## AIM:
Do not carry the pictures over; copy every other part of the entries exactly.

## RECORDS PROVIDED:
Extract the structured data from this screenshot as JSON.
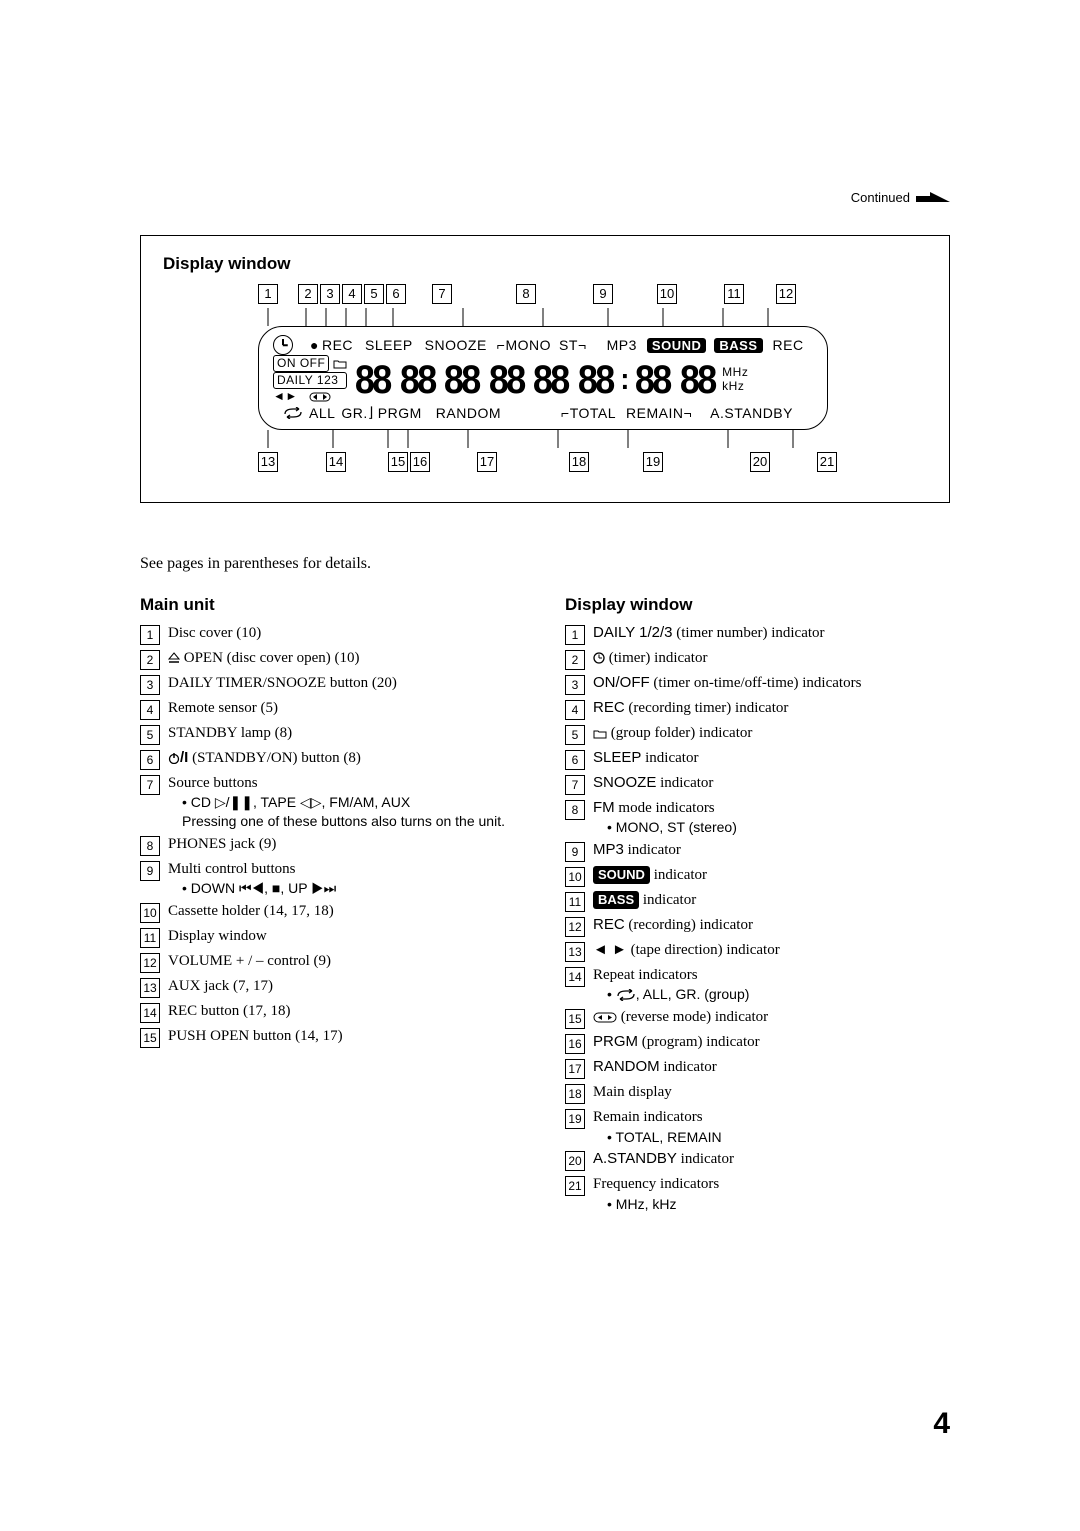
{
  "header": {
    "continued": "Continued"
  },
  "diagram": {
    "title": "Display window",
    "top_callouts": [
      "1",
      "2",
      "3",
      "4",
      "5",
      "6",
      "7",
      "8",
      "9",
      "10",
      "11",
      "12"
    ],
    "bottom_callouts": [
      "13",
      "14",
      "15",
      "16",
      "17",
      "18",
      "19",
      "20",
      "21"
    ],
    "row1": {
      "rec_dot": "REC",
      "sleep": "SLEEP",
      "snooze": "SNOOZE",
      "mono": "MONO",
      "st": "ST",
      "mp3": "MP3",
      "sound": "SOUND",
      "bass": "BASS",
      "rec2": "REC"
    },
    "left": {
      "onoff": "ON OFF",
      "daily": "DAILY 123"
    },
    "freq": {
      "mhz": "MHz",
      "khz": "kHz"
    },
    "row3": {
      "all": "ALL",
      "gr": "GR.",
      "prgm": "PRGM",
      "random": "RANDOM",
      "total": "TOTAL",
      "remain": "REMAIN",
      "astandby": "A.STANDBY"
    }
  },
  "intro": "See pages in parentheses for details.",
  "left_col": {
    "heading": "Main unit",
    "items": [
      {
        "n": "1",
        "text": "Disc cover (10)"
      },
      {
        "n": "2",
        "text": "OPEN (disc cover open) (10)",
        "pre_icon": "eject"
      },
      {
        "n": "3",
        "text": "DAILY TIMER/SNOOZE button (20)"
      },
      {
        "n": "4",
        "text": "Remote sensor (5)"
      },
      {
        "n": "5",
        "text": "STANDBY lamp (8)"
      },
      {
        "n": "6",
        "text": "(STANDBY/ON) button (8)",
        "pre_icon": "power"
      },
      {
        "n": "7",
        "text": "Source buttons",
        "sub1": "• CD ▷/❚❚, TAPE ◁▷, FM/AM, AUX",
        "sub2": "Pressing one of these buttons also turns on the unit."
      },
      {
        "n": "8",
        "text": "PHONES jack (9)"
      },
      {
        "n": "9",
        "text": "Multi control buttons",
        "sub1": "• DOWN ⏮◀, ■, UP ▶⏭"
      },
      {
        "n": "10",
        "text": "Cassette holder (14, 17, 18)"
      },
      {
        "n": "11",
        "text": "Display window"
      },
      {
        "n": "12",
        "text": "VOLUME + / – control (9)"
      },
      {
        "n": "13",
        "text": "AUX jack (7, 17)"
      },
      {
        "n": "14",
        "text": "REC button (17, 18)"
      },
      {
        "n": "15",
        "text": "PUSH OPEN button (14, 17)"
      }
    ]
  },
  "right_col": {
    "heading": "Display window",
    "items": [
      {
        "n": "1",
        "sans": "DAILY 1/2/3",
        "text": " (timer number) indicator"
      },
      {
        "n": "2",
        "pre_icon": "clock",
        "text": " (timer) indicator"
      },
      {
        "n": "3",
        "sans": "ON/OFF",
        "text": " (timer on-time/off-time) indicators"
      },
      {
        "n": "4",
        "sans": "REC",
        "text": " (recording timer) indicator"
      },
      {
        "n": "5",
        "pre_icon": "folder",
        "text": " (group folder) indicator"
      },
      {
        "n": "6",
        "sans": "SLEEP",
        "text": " indicator"
      },
      {
        "n": "7",
        "sans": "SNOOZE",
        "text": " indicator"
      },
      {
        "n": "8",
        "sans": "FM",
        "text": " mode indicators",
        "sub1": "• MONO, ST (stereo)"
      },
      {
        "n": "9",
        "sans": "MP3",
        "text": " indicator"
      },
      {
        "n": "10",
        "inv": "SOUND",
        "text": " indicator"
      },
      {
        "n": "11",
        "inv": "BASS",
        "text": " indicator"
      },
      {
        "n": "12",
        "sans": "REC",
        "text": " (recording) indicator"
      },
      {
        "n": "13",
        "pre_icon": "tape_dir",
        "text": " (tape direction) indicator"
      },
      {
        "n": "14",
        "text": "Repeat indicators",
        "sub1_icon": "repeat",
        "sub1": ", ALL, GR. (group)"
      },
      {
        "n": "15",
        "pre_icon": "reverse",
        "text": " (reverse mode) indicator"
      },
      {
        "n": "16",
        "sans": "PRGM",
        "text": " (program) indicator"
      },
      {
        "n": "17",
        "sans": "RANDOM",
        "text": " indicator"
      },
      {
        "n": "18",
        "text": "Main display"
      },
      {
        "n": "19",
        "text": "Remain indicators",
        "sub1": "• TOTAL, REMAIN"
      },
      {
        "n": "20",
        "sans": "A.STANDBY",
        "text": " indicator"
      },
      {
        "n": "21",
        "text": "Frequency indicators",
        "sub1": "• MHz, kHz"
      }
    ]
  },
  "page_number": "4"
}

## CORRECT RESPONSE:
Extract the structured data from this screenshot as JSON.
{
  "header": {
    "continued": "Continued"
  },
  "diagram": {
    "title": "Display window",
    "top_callouts": [
      "1",
      "2",
      "3",
      "4",
      "5",
      "6",
      "7",
      "8",
      "9",
      "10",
      "11",
      "12"
    ],
    "bottom_callouts": [
      "13",
      "14",
      "15",
      "16",
      "17",
      "18",
      "19",
      "20",
      "21"
    ],
    "row1": {
      "rec_dot": "REC",
      "sleep": "SLEEP",
      "snooze": "SNOOZE",
      "mono": "MONO",
      "st": "ST",
      "mp3": "MP3",
      "sound": "SOUND",
      "bass": "BASS",
      "rec2": "REC"
    },
    "left": {
      "onoff": "ON OFF",
      "daily": "DAILY 123"
    },
    "freq": {
      "mhz": "MHz",
      "khz": "kHz"
    },
    "row3": {
      "all": "ALL",
      "gr": "GR.",
      "prgm": "PRGM",
      "random": "RANDOM",
      "total": "TOTAL",
      "remain": "REMAIN",
      "astandby": "A.STANDBY"
    }
  },
  "intro": "See pages in parentheses for details.",
  "left_col": {
    "heading": "Main unit",
    "items": [
      {
        "n": "1",
        "text": "Disc cover (10)"
      },
      {
        "n": "2",
        "text": "OPEN (disc cover open) (10)",
        "pre_icon": "eject"
      },
      {
        "n": "3",
        "text": "DAILY TIMER/SNOOZE button (20)"
      },
      {
        "n": "4",
        "text": "Remote sensor (5)"
      },
      {
        "n": "5",
        "text": "STANDBY lamp (8)"
      },
      {
        "n": "6",
        "text": "(STANDBY/ON) button (8)",
        "pre_icon": "power"
      },
      {
        "n": "7",
        "text": "Source buttons",
        "sub1": "• CD ▷/❚❚, TAPE ◁▷, FM/AM, AUX",
        "sub2": "Pressing one of these buttons also turns on the unit."
      },
      {
        "n": "8",
        "text": "PHONES jack (9)"
      },
      {
        "n": "9",
        "text": "Multi control buttons",
        "sub1": "• DOWN ⏮◀, ■, UP ▶⏭"
      },
      {
        "n": "10",
        "text": "Cassette holder (14, 17, 18)"
      },
      {
        "n": "11",
        "text": "Display window"
      },
      {
        "n": "12",
        "text": "VOLUME + / – control (9)"
      },
      {
        "n": "13",
        "text": "AUX jack (7, 17)"
      },
      {
        "n": "14",
        "text": "REC button (17, 18)"
      },
      {
        "n": "15",
        "text": "PUSH OPEN button (14, 17)"
      }
    ]
  },
  "right_col": {
    "heading": "Display window",
    "items": [
      {
        "n": "1",
        "sans": "DAILY 1/2/3",
        "text": " (timer number) indicator"
      },
      {
        "n": "2",
        "pre_icon": "clock",
        "text": " (timer) indicator"
      },
      {
        "n": "3",
        "sans": "ON/OFF",
        "text": " (timer on-time/off-time) indicators"
      },
      {
        "n": "4",
        "sans": "REC",
        "text": " (recording timer) indicator"
      },
      {
        "n": "5",
        "pre_icon": "folder",
        "text": " (group folder) indicator"
      },
      {
        "n": "6",
        "sans": "SLEEP",
        "text": " indicator"
      },
      {
        "n": "7",
        "sans": "SNOOZE",
        "text": " indicator"
      },
      {
        "n": "8",
        "sans": "FM",
        "text": " mode indicators",
        "sub1": "• MONO, ST (stereo)"
      },
      {
        "n": "9",
        "sans": "MP3",
        "text": " indicator"
      },
      {
        "n": "10",
        "inv": "SOUND",
        "text": " indicator"
      },
      {
        "n": "11",
        "inv": "BASS",
        "text": " indicator"
      },
      {
        "n": "12",
        "sans": "REC",
        "text": " (recording) indicator"
      },
      {
        "n": "13",
        "pre_icon": "tape_dir",
        "text": " (tape direction) indicator"
      },
      {
        "n": "14",
        "text": "Repeat indicators",
        "sub1_icon": "repeat",
        "sub1": ", ALL, GR. (group)"
      },
      {
        "n": "15",
        "pre_icon": "reverse",
        "text": " (reverse mode) indicator"
      },
      {
        "n": "16",
        "sans": "PRGM",
        "text": " (program) indicator"
      },
      {
        "n": "17",
        "sans": "RANDOM",
        "text": " indicator"
      },
      {
        "n": "18",
        "text": "Main display"
      },
      {
        "n": "19",
        "text": "Remain indicators",
        "sub1": "• TOTAL, REMAIN"
      },
      {
        "n": "20",
        "sans": "A.STANDBY",
        "text": " indicator"
      },
      {
        "n": "21",
        "text": "Frequency indicators",
        "sub1": "• MHz, kHz"
      }
    ]
  },
  "page_number": "4"
}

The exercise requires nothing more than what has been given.